Stated goal -
Copy the listing verbatim, excluding any images found in it.

Records excerpted from a collection:
§ §
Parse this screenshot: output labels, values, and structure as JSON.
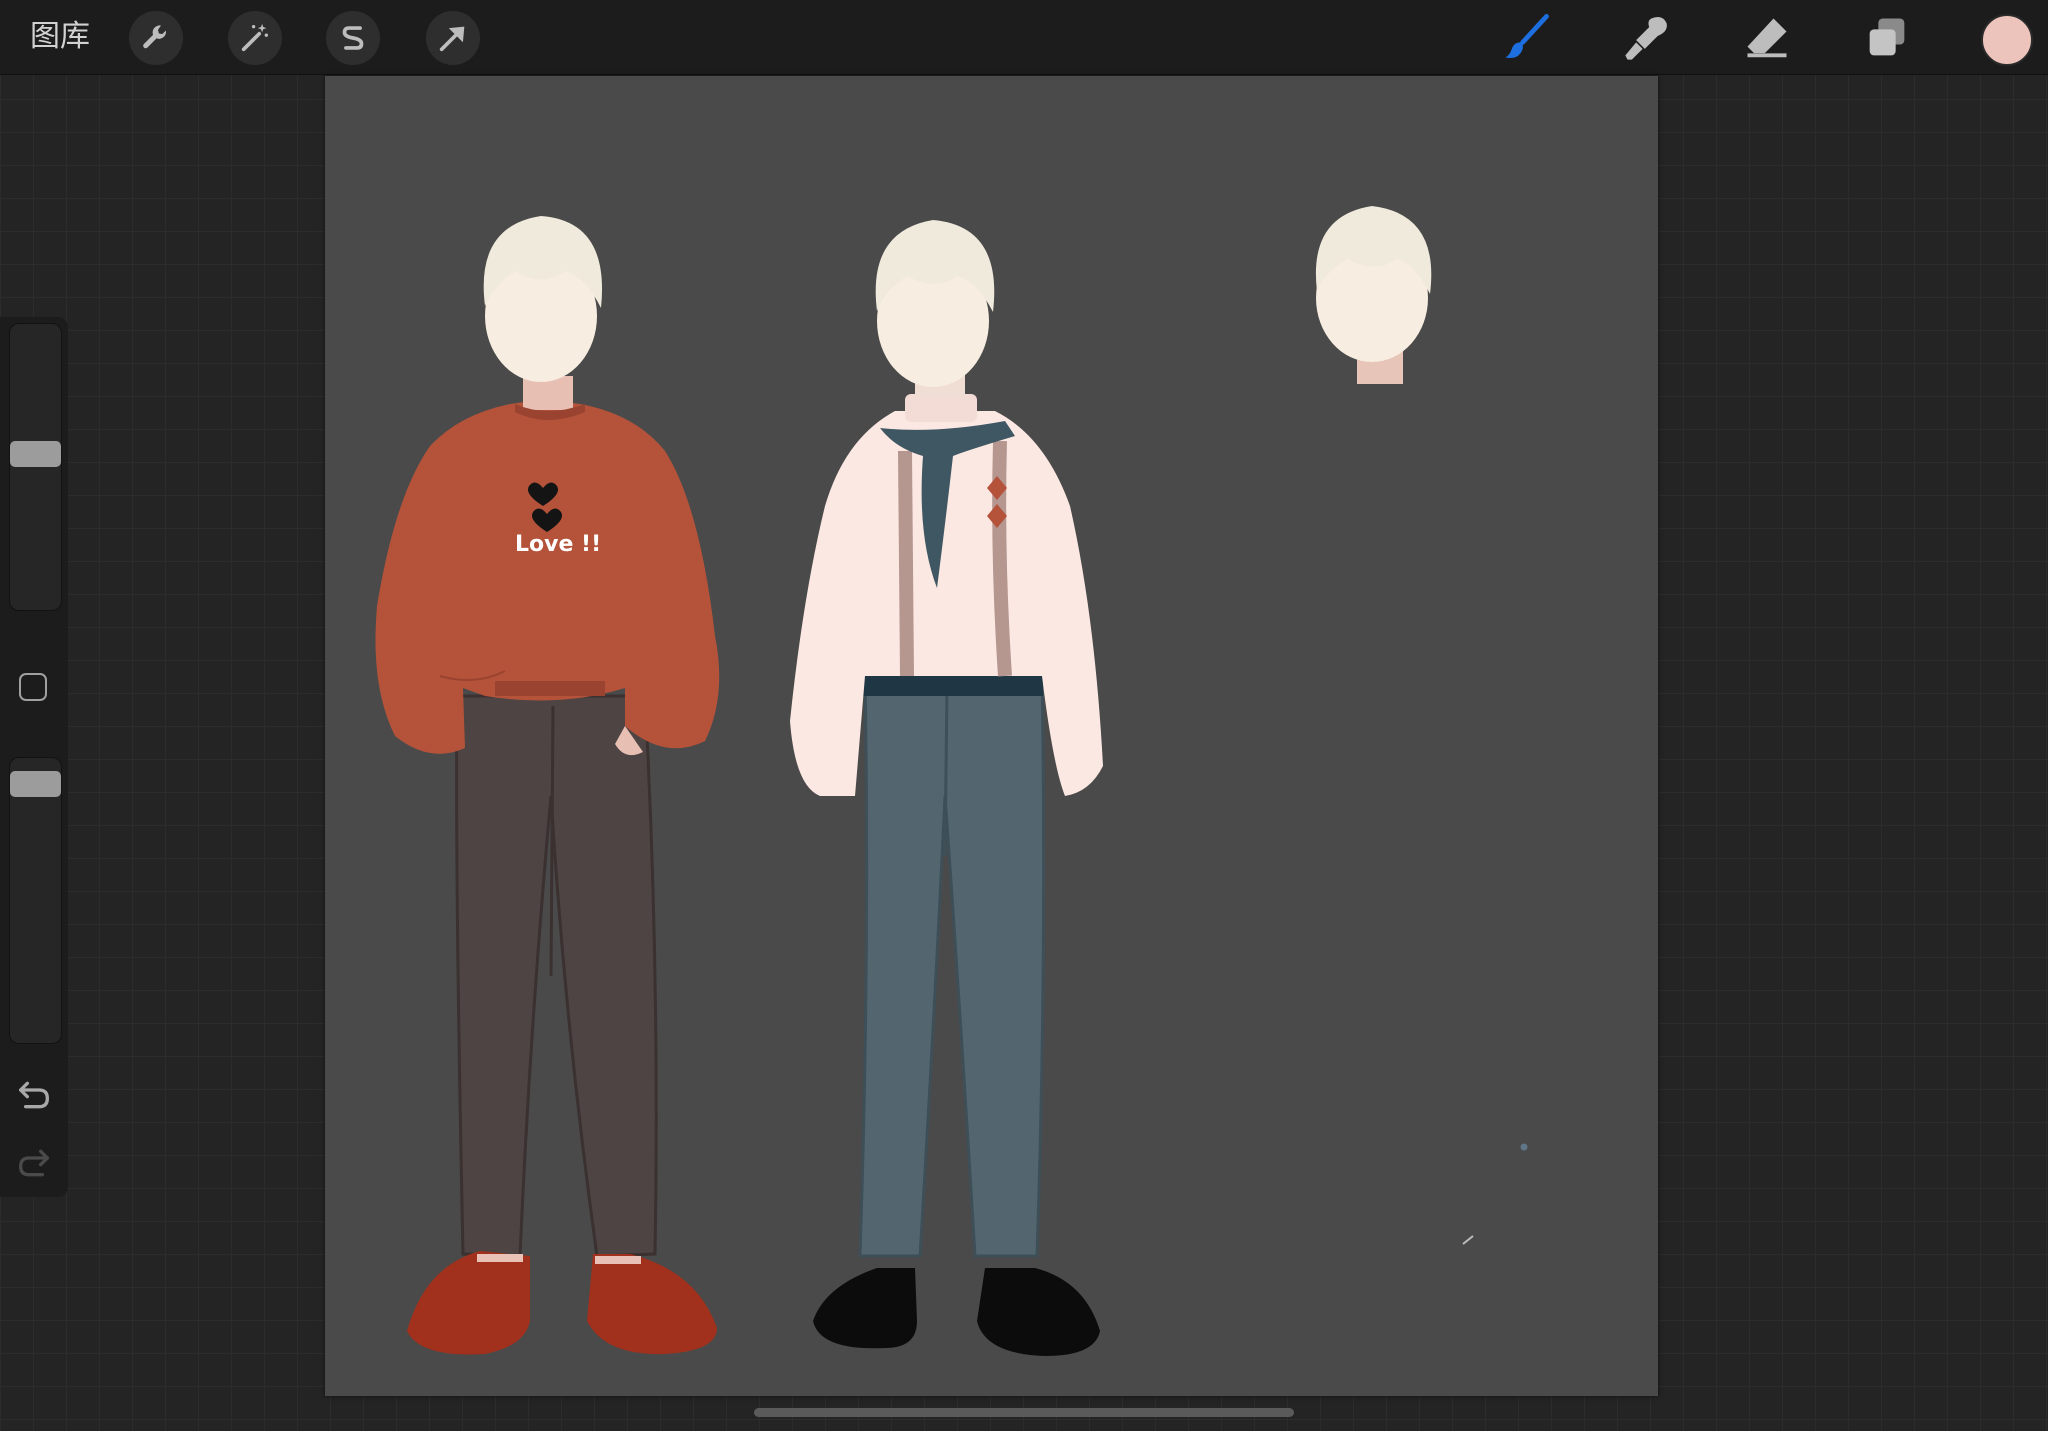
{
  "toolbar": {
    "gallery_label": "图库",
    "left_tools": [
      {
        "name": "actions",
        "icon": "wrench-icon"
      },
      {
        "name": "adjustments",
        "icon": "magic-wand-icon"
      },
      {
        "name": "selection",
        "icon": "selection-s-icon"
      },
      {
        "name": "transform",
        "icon": "arrow-cursor-icon"
      }
    ],
    "right_tools": [
      {
        "name": "brush",
        "icon": "brush-icon",
        "active": true
      },
      {
        "name": "smudge",
        "icon": "smudge-icon"
      },
      {
        "name": "eraser",
        "icon": "eraser-icon"
      },
      {
        "name": "layers",
        "icon": "layers-icon"
      }
    ],
    "active_color": "#ecc4bb",
    "accent_color": "#1d6fe0"
  },
  "sidebar": {
    "brush_size_level": 0.55,
    "opacity_level": 0.95,
    "modify_icon": "square-icon",
    "undo_icon": "undo-icon",
    "redo_icon": "redo-icon"
  },
  "canvas": {
    "background": "#4a4a4a",
    "artwork_text": "Love !!"
  }
}
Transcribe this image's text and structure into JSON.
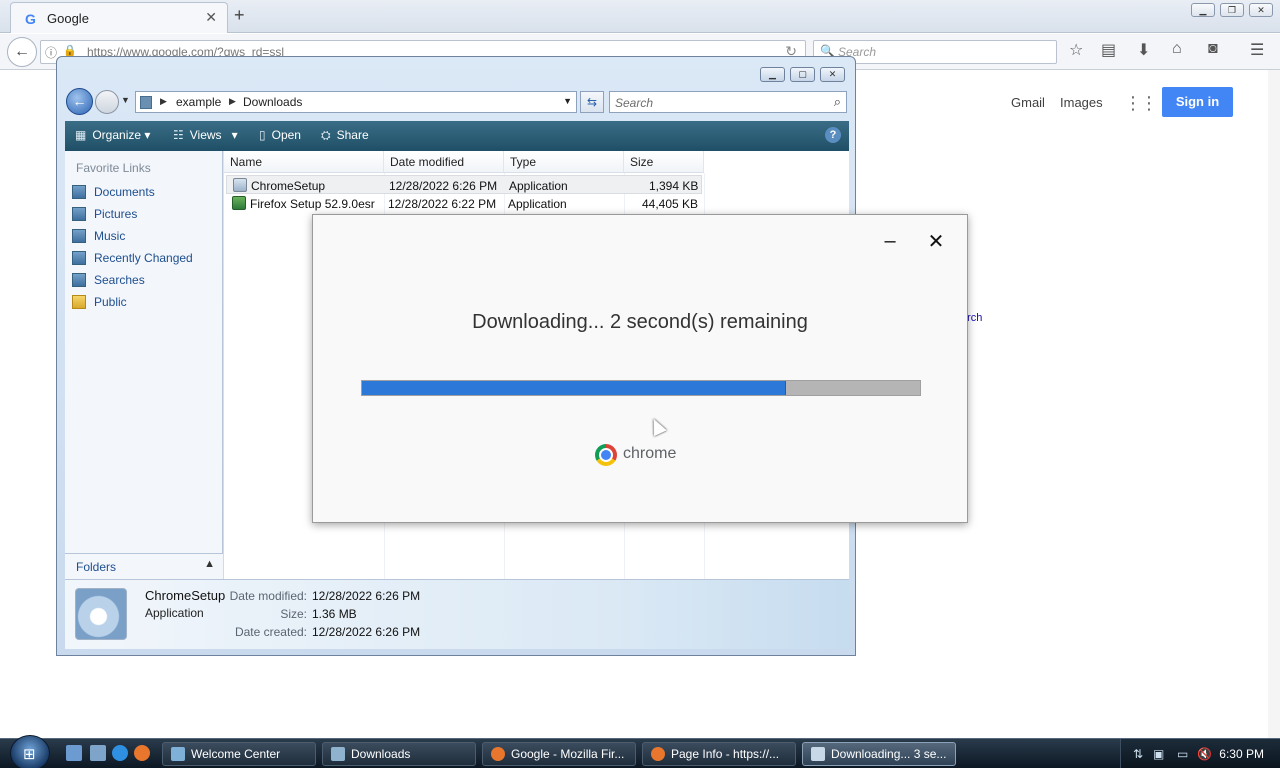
{
  "firefox": {
    "tab_title": "Google",
    "url": "https://www.google.com/?gws_rd=ssl",
    "search_placeholder": "Search"
  },
  "google_page": {
    "gmail": "Gmail",
    "images": "Images",
    "sign_in": "Sign in",
    "search_fragment": "arch"
  },
  "explorer": {
    "breadcrumb": [
      "example",
      "Downloads"
    ],
    "search_placeholder": "Search",
    "commands": {
      "organize": "Organize",
      "views": "Views",
      "open": "Open",
      "share": "Share"
    },
    "nav_header": "Favorite Links",
    "nav_items": [
      {
        "label": "Documents",
        "icon": "documents-icon"
      },
      {
        "label": "Pictures",
        "icon": "pictures-icon"
      },
      {
        "label": "Music",
        "icon": "music-icon"
      },
      {
        "label": "Recently Changed",
        "icon": "recent-icon"
      },
      {
        "label": "Searches",
        "icon": "searches-icon"
      },
      {
        "label": "Public",
        "icon": "folder-icon"
      }
    ],
    "folders_label": "Folders",
    "columns": [
      "Name",
      "Date modified",
      "Type",
      "Size"
    ],
    "files": [
      {
        "name": "ChromeSetup",
        "modified": "12/28/2022 6:26 PM",
        "type": "Application",
        "size": "1,394 KB"
      },
      {
        "name": "Firefox Setup 52.9.0esr",
        "modified": "12/28/2022 6:22 PM",
        "type": "Application",
        "size": "44,405 KB"
      }
    ],
    "details": {
      "name": "ChromeSetup",
      "type": "Application",
      "date_modified_label": "Date modified:",
      "date_modified": "12/28/2022 6:26 PM",
      "size_label": "Size:",
      "size": "1.36 MB",
      "date_created_label": "Date created:",
      "date_created": "12/28/2022 6:26 PM"
    }
  },
  "installer": {
    "message": "Downloading... 2 second(s) remaining",
    "progress_percent": 76,
    "brand": "chrome",
    "colors": {
      "progress": "#2b78d8",
      "track": "#b5b5b5"
    }
  },
  "taskbar": {
    "buttons": [
      {
        "label": "Welcome Center",
        "icon": "welcome-center-icon"
      },
      {
        "label": "Downloads",
        "icon": "folder-icon"
      },
      {
        "label": "Google - Mozilla Fir...",
        "icon": "firefox-icon"
      },
      {
        "label": "Page Info - https://...",
        "icon": "firefox-icon"
      },
      {
        "label": "Downloading... 3 se...",
        "icon": "installer-icon"
      }
    ],
    "clock": "6:30 PM"
  }
}
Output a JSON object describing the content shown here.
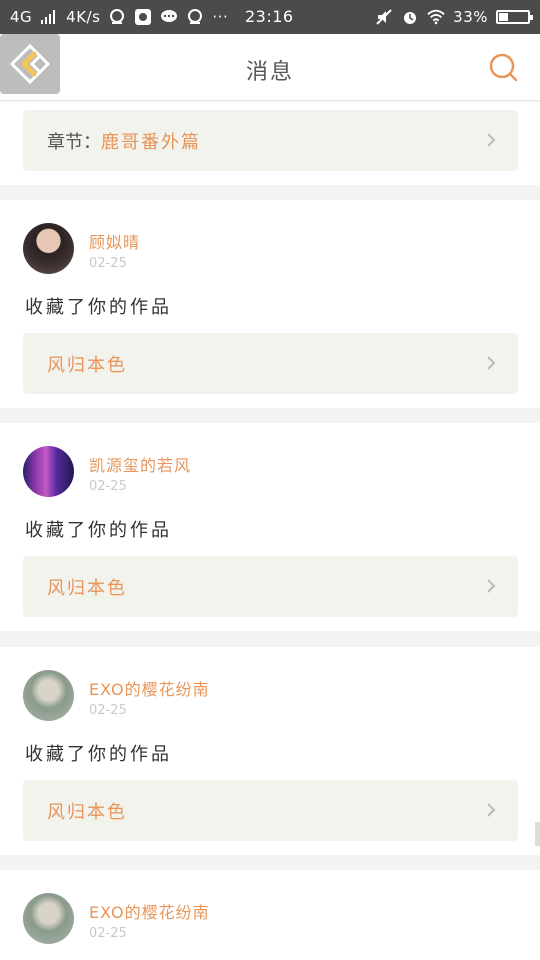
{
  "status_bar": {
    "network": "4G",
    "signal_icon": "signal-bars-icon",
    "speed": "4K/s",
    "time": "23:16",
    "battery": "33%",
    "battery_level": 0.33
  },
  "header": {
    "title": "消息",
    "back_icon": "back-arrow-icon",
    "search_icon": "search-icon"
  },
  "top_card": {
    "label": "章节：",
    "value": "鹿哥番外篇"
  },
  "messages": [
    {
      "user": "顾姒晴",
      "date": "02-25",
      "action": "收藏了你的作品",
      "work": "风归本色"
    },
    {
      "user": "凯源玺的若风",
      "date": "02-25",
      "action": "收藏了你的作品",
      "work": "风归本色"
    },
    {
      "user": "EXO的樱花纷南",
      "date": "02-25",
      "action": "收藏了你的作品",
      "work": "风归本色"
    },
    {
      "user": "EXO的樱花纷南",
      "date": "02-25"
    }
  ],
  "colors": {
    "accent": "#e8955a",
    "card_bg": "#f2f3ec",
    "status_bar_bg": "#4b4b4b"
  }
}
§ §
Complete answer -
Parse this screenshot: output labels, values, and structure as JSON.
{
  "toolbar": {
    "gallery_label": "图库",
    "left_tools": [
      {
        "name": "actions",
        "icon": "wrench-icon"
      },
      {
        "name": "adjustments",
        "icon": "magic-wand-icon"
      },
      {
        "name": "selection",
        "icon": "selection-s-icon"
      },
      {
        "name": "transform",
        "icon": "arrow-cursor-icon"
      }
    ],
    "right_tools": [
      {
        "name": "brush",
        "icon": "brush-icon",
        "active": true
      },
      {
        "name": "smudge",
        "icon": "smudge-icon"
      },
      {
        "name": "eraser",
        "icon": "eraser-icon"
      },
      {
        "name": "layers",
        "icon": "layers-icon"
      }
    ],
    "active_color": "#ecc4bb",
    "accent_color": "#1d6fe0"
  },
  "sidebar": {
    "brush_size_level": 0.55,
    "opacity_level": 0.95,
    "modify_icon": "square-icon",
    "undo_icon": "undo-icon",
    "redo_icon": "redo-icon"
  },
  "canvas": {
    "background": "#4a4a4a",
    "artwork_text": "Love !!"
  }
}
Transcribe this image's text and structure into JSON.
{
  "firefox": {
    "tab_title": "Google",
    "url": "https://www.google.com/?gws_rd=ssl",
    "search_placeholder": "Search"
  },
  "google_page": {
    "gmail": "Gmail",
    "images": "Images",
    "sign_in": "Sign in",
    "search_fragment": "arch"
  },
  "explorer": {
    "breadcrumb": [
      "example",
      "Downloads"
    ],
    "search_placeholder": "Search",
    "commands": {
      "organize": "Organize",
      "views": "Views",
      "open": "Open",
      "share": "Share"
    },
    "nav_header": "Favorite Links",
    "nav_items": [
      {
        "label": "Documents",
        "icon": "documents-icon"
      },
      {
        "label": "Pictures",
        "icon": "pictures-icon"
      },
      {
        "label": "Music",
        "icon": "music-icon"
      },
      {
        "label": "Recently Changed",
        "icon": "recent-icon"
      },
      {
        "label": "Searches",
        "icon": "searches-icon"
      },
      {
        "label": "Public",
        "icon": "folder-icon"
      }
    ],
    "folders_label": "Folders",
    "columns": [
      "Name",
      "Date modified",
      "Type",
      "Size"
    ],
    "files": [
      {
        "name": "ChromeSetup",
        "modified": "12/28/2022 6:26 PM",
        "type": "Application",
        "size": "1,394 KB"
      },
      {
        "name": "Firefox Setup 52.9.0esr",
        "modified": "12/28/2022 6:22 PM",
        "type": "Application",
        "size": "44,405 KB"
      }
    ],
    "details": {
      "name": "ChromeSetup",
      "type": "Application",
      "date_modified_label": "Date modified:",
      "date_modified": "12/28/2022 6:26 PM",
      "size_label": "Size:",
      "size": "1.36 MB",
      "date_created_label": "Date created:",
      "date_created": "12/28/2022 6:26 PM"
    }
  },
  "installer": {
    "message": "Downloading... 2 second(s) remaining",
    "progress_percent": 76,
    "brand": "chrome",
    "colors": {
      "progress": "#2b78d8",
      "track": "#b5b5b5"
    }
  },
  "taskbar": {
    "buttons": [
      {
        "label": "Welcome Center",
        "icon": "welcome-center-icon"
      },
      {
        "label": "Downloads",
        "icon": "folder-icon"
      },
      {
        "label": "Google - Mozilla Fir...",
        "icon": "firefox-icon"
      },
      {
        "label": "Page Info - https://...",
        "icon": "firefox-icon"
      },
      {
        "label": "Downloading... 3 se...",
        "icon": "installer-icon"
      }
    ],
    "clock": "6:30 PM"
  }
}
Output a JSON object describing the content shown here.
{
  "status_bar": {
    "network": "4G",
    "signal_icon": "signal-bars-icon",
    "speed": "4K/s",
    "time": "23:16",
    "battery": "33%",
    "battery_level": 0.33
  },
  "header": {
    "title": "消息",
    "back_icon": "back-arrow-icon",
    "search_icon": "search-icon"
  },
  "top_card": {
    "label": "章节：",
    "value": "鹿哥番外篇"
  },
  "messages": [
    {
      "user": "顾姒晴",
      "date": "02-25",
      "action": "收藏了你的作品",
      "work": "风归本色"
    },
    {
      "user": "凯源玺的若风",
      "date": "02-25",
      "action": "收藏了你的作品",
      "work": "风归本色"
    },
    {
      "user": "EXO的樱花纷南",
      "date": "02-25",
      "action": "收藏了你的作品",
      "work": "风归本色"
    },
    {
      "user": "EXO的樱花纷南",
      "date": "02-25"
    }
  ],
  "colors": {
    "accent": "#e8955a",
    "card_bg": "#f2f3ec",
    "status_bar_bg": "#4b4b4b"
  }
}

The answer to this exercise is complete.